_Problem description_
Give, as a bare number, the count of lines that contain the word "data".

_Extracted material_
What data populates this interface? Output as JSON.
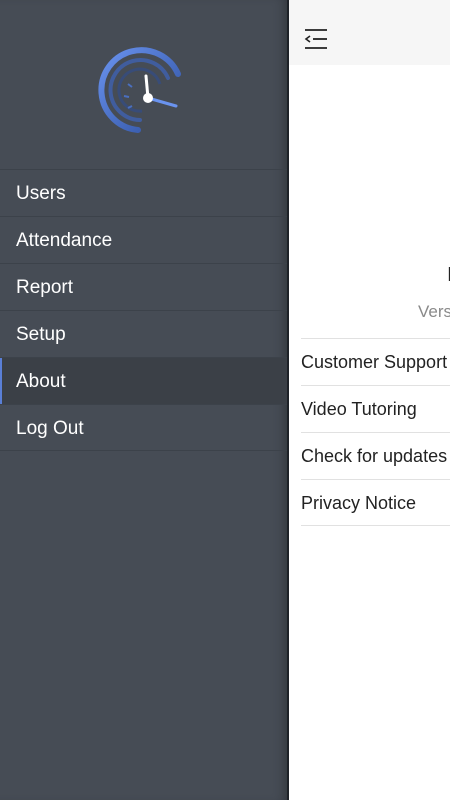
{
  "sidebar": {
    "logo_icon": "speedometer-icon",
    "items": [
      {
        "label": "Users"
      },
      {
        "label": "Attendance"
      },
      {
        "label": "Report"
      },
      {
        "label": "Setup"
      },
      {
        "label": "About",
        "active": true
      },
      {
        "label": "Log Out"
      }
    ]
  },
  "main": {
    "menu_icon": "hamburger-collapse-icon",
    "app_title": "I",
    "version": "Vers",
    "links": [
      {
        "label": "Customer Support"
      },
      {
        "label": "Video Tutoring"
      },
      {
        "label": "Check for updates"
      },
      {
        "label": "Privacy Notice"
      }
    ]
  },
  "colors": {
    "sidebar_bg": "#464c55",
    "active_bg": "#3b4047",
    "accent": "#5a7fd6"
  }
}
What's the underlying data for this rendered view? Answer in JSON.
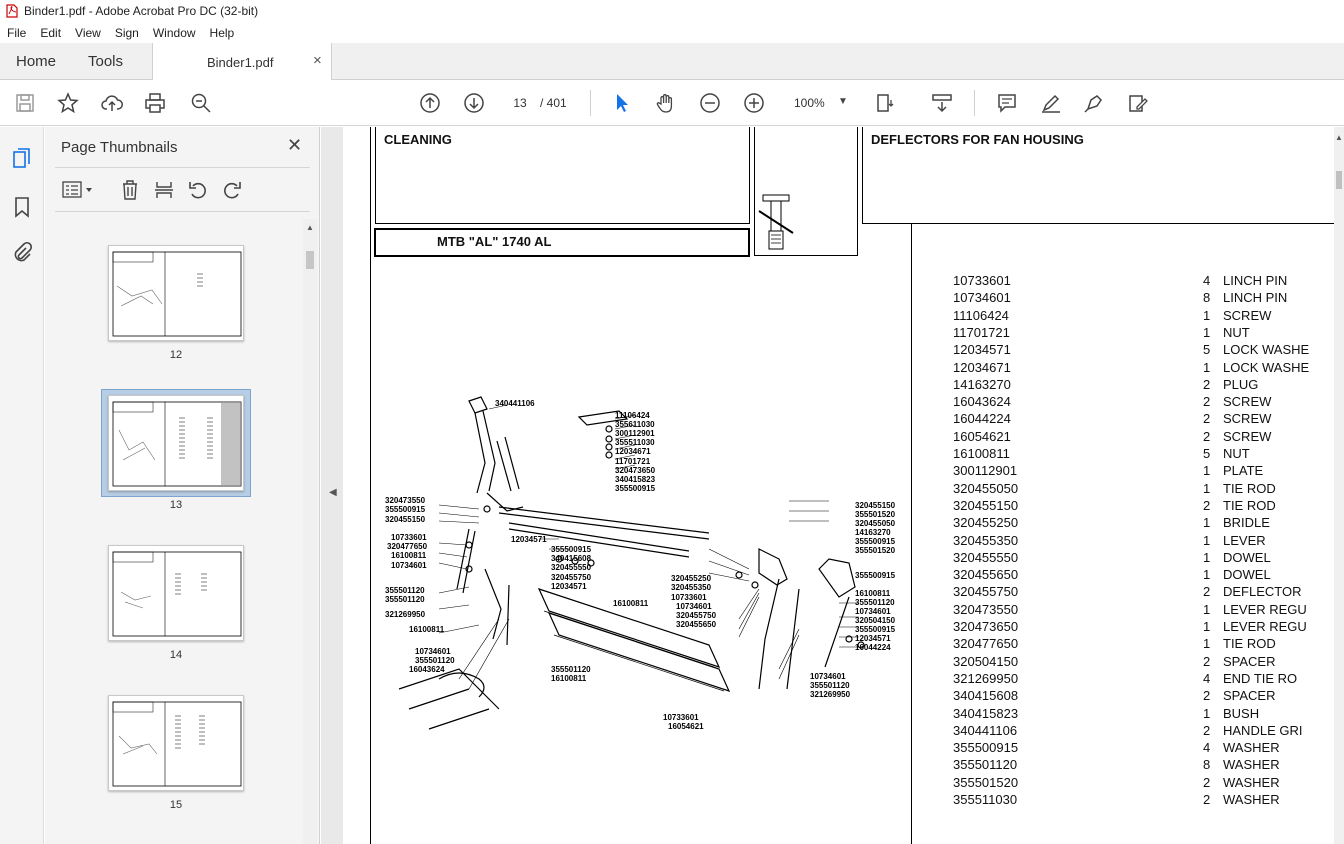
{
  "window": {
    "title": "Binder1.pdf - Adobe Acrobat Pro DC (32-bit)"
  },
  "menu": [
    "File",
    "Edit",
    "View",
    "Sign",
    "Window",
    "Help"
  ],
  "tabs": {
    "home": "Home",
    "tools": "Tools",
    "document": "Binder1.pdf",
    "close": "×"
  },
  "toolbar": {
    "page_current": "13",
    "page_total": "/ 401",
    "zoom": "100%"
  },
  "thumbnails_panel": {
    "title": "Page Thumbnails",
    "close": "✕",
    "pages": [
      "12",
      "13",
      "14",
      "15"
    ],
    "selected": "13"
  },
  "document": {
    "header_left": "CLEANING",
    "header_right": "DEFLECTORS FOR FAN HOUSING",
    "model": "MTB \"AL\" 1740 AL",
    "parts": [
      {
        "num": "10733601",
        "qty": "4",
        "desc": "LINCH PIN"
      },
      {
        "num": "10734601",
        "qty": "8",
        "desc": "LINCH PIN"
      },
      {
        "num": "11106424",
        "qty": "1",
        "desc": "SCREW"
      },
      {
        "num": "11701721",
        "qty": "1",
        "desc": "NUT"
      },
      {
        "num": "12034571",
        "qty": "5",
        "desc": "LOCK WASHE"
      },
      {
        "num": "12034671",
        "qty": "1",
        "desc": "LOCK WASHE"
      },
      {
        "num": "14163270",
        "qty": "2",
        "desc": "PLUG"
      },
      {
        "num": "16043624",
        "qty": "2",
        "desc": "SCREW"
      },
      {
        "num": "16044224",
        "qty": "2",
        "desc": "SCREW"
      },
      {
        "num": "16054621",
        "qty": "2",
        "desc": "SCREW"
      },
      {
        "num": "16100811",
        "qty": "5",
        "desc": "NUT"
      },
      {
        "num": "300112901",
        "qty": "1",
        "desc": "PLATE"
      },
      {
        "num": "320455050",
        "qty": "1",
        "desc": "TIE ROD"
      },
      {
        "num": "320455150",
        "qty": "2",
        "desc": "TIE ROD"
      },
      {
        "num": "320455250",
        "qty": "1",
        "desc": "BRIDLE"
      },
      {
        "num": "320455350",
        "qty": "1",
        "desc": "LEVER"
      },
      {
        "num": "320455550",
        "qty": "1",
        "desc": "DOWEL"
      },
      {
        "num": "320455650",
        "qty": "1",
        "desc": "DOWEL"
      },
      {
        "num": "320455750",
        "qty": "2",
        "desc": "DEFLECTOR"
      },
      {
        "num": "320473550",
        "qty": "1",
        "desc": "LEVER REGU"
      },
      {
        "num": "320473650",
        "qty": "1",
        "desc": "LEVER REGU"
      },
      {
        "num": "320477650",
        "qty": "1",
        "desc": "TIE ROD"
      },
      {
        "num": "320504150",
        "qty": "2",
        "desc": "SPACER"
      },
      {
        "num": "321269950",
        "qty": "4",
        "desc": "END TIE RO"
      },
      {
        "num": "340415608",
        "qty": "2",
        "desc": "SPACER"
      },
      {
        "num": "340415823",
        "qty": "1",
        "desc": "BUSH"
      },
      {
        "num": "340441106",
        "qty": "2",
        "desc": "HANDLE GRI"
      },
      {
        "num": "355500915",
        "qty": "4",
        "desc": "WASHER"
      },
      {
        "num": "355501120",
        "qty": "8",
        "desc": "WASHER"
      },
      {
        "num": "355501520",
        "qty": "2",
        "desc": "WASHER"
      },
      {
        "num": "355511030",
        "qty": "2",
        "desc": "WASHER"
      }
    ],
    "callouts": [
      "340441106",
      "11106424",
      "355611030",
      "300112901",
      "355511030",
      "12034671",
      "11701721",
      "320473650",
      "340415823",
      "355500915",
      "320473550",
      "355500915",
      "320455150",
      "10733601",
      "320477650",
      "16100811",
      "10734601",
      "355501120",
      "355501120",
      "321269950",
      "16100811",
      "10734601",
      "355501120",
      "16043624",
      "12034571",
      "355500915",
      "340415608",
      "320455550",
      "320455750",
      "12034571",
      "16100811",
      "10734601",
      "320455750",
      "320455650",
      "355501120",
      "16100811",
      "10733601",
      "16054621",
      "320455150",
      "355501520",
      "320455050",
      "14163270",
      "355500915",
      "355501520",
      "320455250",
      "320455350",
      "10733601",
      "355500915",
      "16100811",
      "355501120",
      "10734601",
      "320504150",
      "355500915",
      "12034571",
      "16044224",
      "10734601",
      "355501120",
      "321269950"
    ]
  },
  "colors": {
    "accent": "#1473e6",
    "selection": "#b7cde4"
  }
}
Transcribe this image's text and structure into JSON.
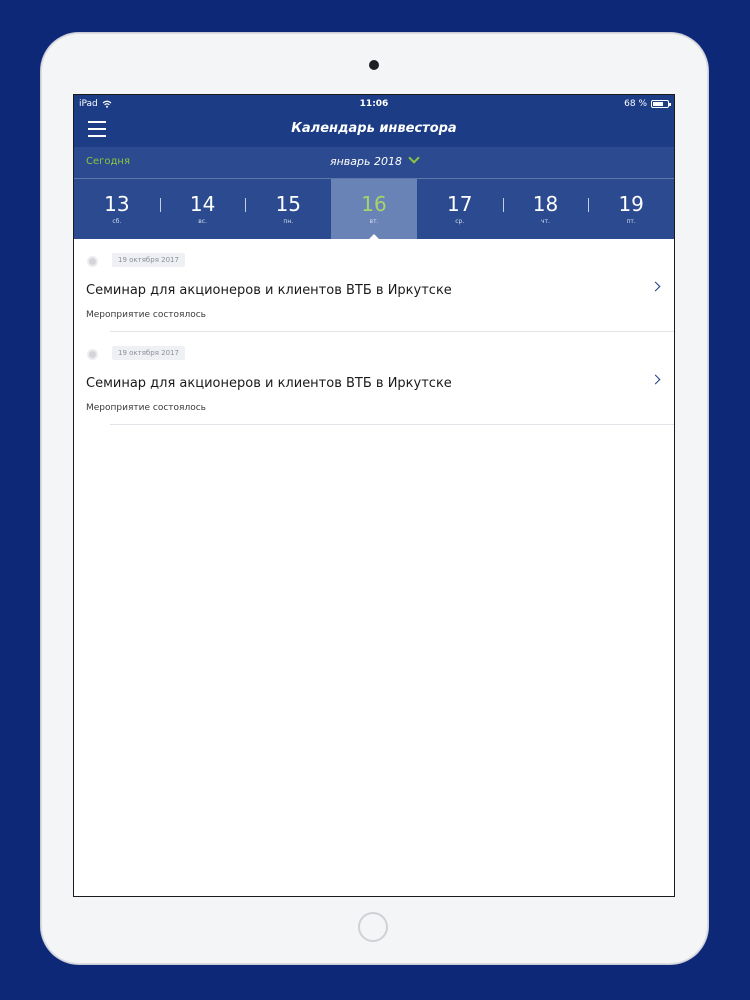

_Expected answer_
2